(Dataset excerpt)
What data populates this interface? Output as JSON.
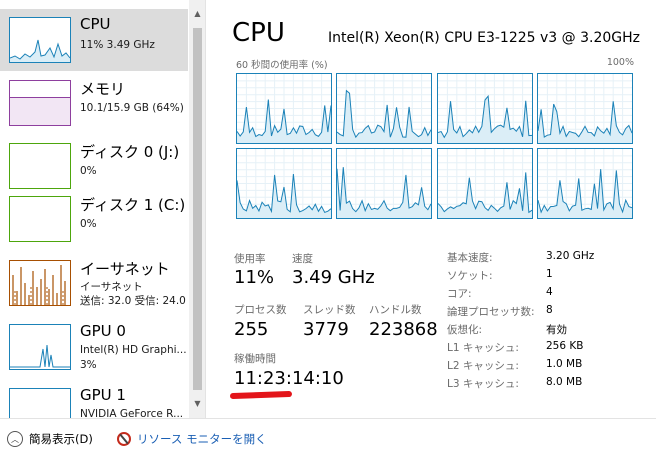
{
  "sidebar": {
    "items": [
      {
        "title": "CPU",
        "sub1": "11%  3.49 GHz",
        "sub2": "",
        "sub3": "",
        "color": "#1b82b8"
      },
      {
        "title": "メモリ",
        "sub1": "10.1/15.9 GB (64%)",
        "sub2": "",
        "sub3": "",
        "color": "#8e3f9e"
      },
      {
        "title": "ディスク 0 (J:)",
        "sub1": "0%",
        "sub2": "",
        "sub3": "",
        "color": "#4da60c"
      },
      {
        "title": "ディスク 1 (C:)",
        "sub1": "0%",
        "sub2": "",
        "sub3": "",
        "color": "#4da60c"
      },
      {
        "title": "イーサネット",
        "sub1": "イーサネット",
        "sub2": "送信: 32.0 受信: 24.0",
        "sub3": "",
        "color": "#a74f01"
      },
      {
        "title": "GPU 0",
        "sub1": "Intel(R) HD Graphi...",
        "sub2": "3%",
        "sub3": "",
        "color": "#1b82b8"
      },
      {
        "title": "GPU 1",
        "sub1": "NVIDIA GeForce R...",
        "sub2": "",
        "sub3": "",
        "color": "#1b82b8"
      }
    ]
  },
  "main": {
    "title": "CPU",
    "model": "Intel(R) Xeon(R) CPU E3-1225 v3 @ 3.20GHz",
    "graph_label_left": "60 秒間の使用率 (%)",
    "graph_label_right": "100%",
    "stats": {
      "utilization_label": "使用率",
      "utilization_value": "11%",
      "speed_label": "速度",
      "speed_value": "3.49 GHz",
      "processes_label": "プロセス数",
      "processes_value": "255",
      "threads_label": "スレッド数",
      "threads_value": "3779",
      "handles_label": "ハンドル数",
      "handles_value": "223868",
      "uptime_label": "稼働時間",
      "uptime_value": "11:23:14:10"
    },
    "specs": [
      {
        "label": "基本速度:",
        "value": "3.20 GHz"
      },
      {
        "label": "ソケット:",
        "value": "1"
      },
      {
        "label": "コア:",
        "value": "4"
      },
      {
        "label": "論理プロセッサ数:",
        "value": "8"
      },
      {
        "label": "仮想化:",
        "value": "有効"
      },
      {
        "label": "L1 キャッシュ:",
        "value": "256 KB"
      },
      {
        "label": "L2 キャッシュ:",
        "value": "1.0 MB"
      },
      {
        "label": "L3 キャッシュ:",
        "value": "8.0 MB"
      }
    ]
  },
  "footer": {
    "fewer_details": "簡易表示(D)",
    "resource_monitor": "リソース モニターを開く"
  },
  "colors": {
    "cpu_accent": "#1b82b8",
    "memory_accent": "#8e3f9e",
    "disk_accent": "#4da60c",
    "network_accent": "#a74f01",
    "annotation_red": "#e3151a"
  }
}
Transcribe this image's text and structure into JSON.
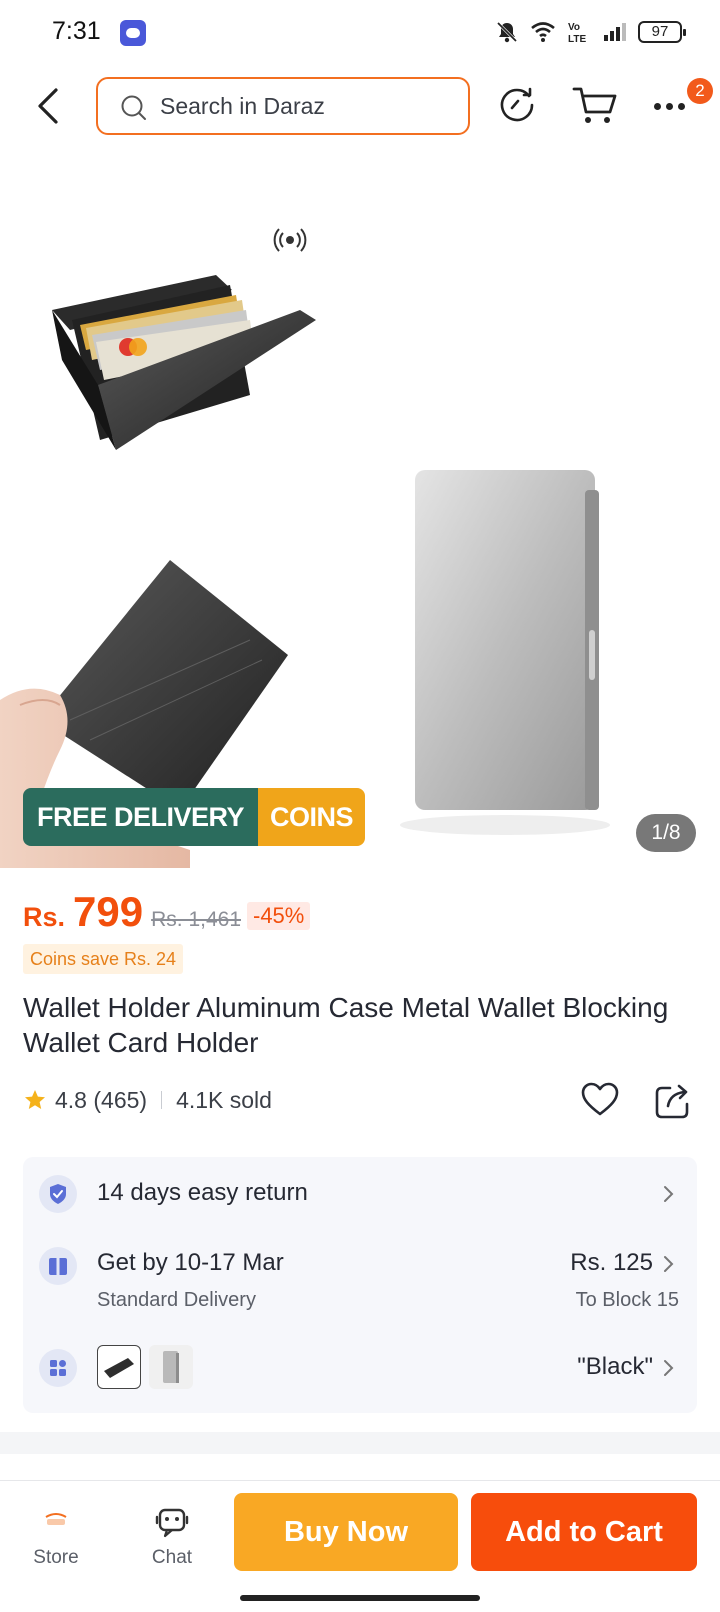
{
  "status_bar": {
    "time": "7:31",
    "battery": "97"
  },
  "header": {
    "search_placeholder": "Search in Daraz",
    "more_badge": "2"
  },
  "gallery": {
    "promo_free_delivery": "FREE DELIVERY",
    "promo_coins": "COINS",
    "image_counter": "1/8"
  },
  "price": {
    "currency": "Rs.",
    "current": "799",
    "original": "Rs. 1,461",
    "discount": "-45%",
    "coins_save": "Coins save Rs. 24"
  },
  "product": {
    "title": "Wallet Holder Aluminum Case Metal Wallet Blocking Wallet Card Holder",
    "rating": "4.8 (465)",
    "sold": "4.1K sold"
  },
  "info": {
    "return_policy": "14 days easy return",
    "delivery_title": "Get by 10-17 Mar",
    "delivery_type": "Standard Delivery",
    "delivery_fee": "Rs. 125",
    "delivery_location": "To Block 15",
    "variant_selected": "\"Black\""
  },
  "bottom_bar": {
    "store_label": "Store",
    "chat_label": "Chat",
    "buy_now": "Buy Now",
    "add_to_cart": "Add to Cart"
  },
  "colors": {
    "brand_orange": "#f74d0c",
    "buy_now_yellow": "#f9a824",
    "free_delivery_green": "#2b6c5d",
    "coins_amber": "#f0a51a"
  }
}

Task objective
In the listing, find all lines with the string "this" and copy them.

Exercise answer
What data populates this interface? Output as JSON.
Transcribe this image's text and structure into JSON.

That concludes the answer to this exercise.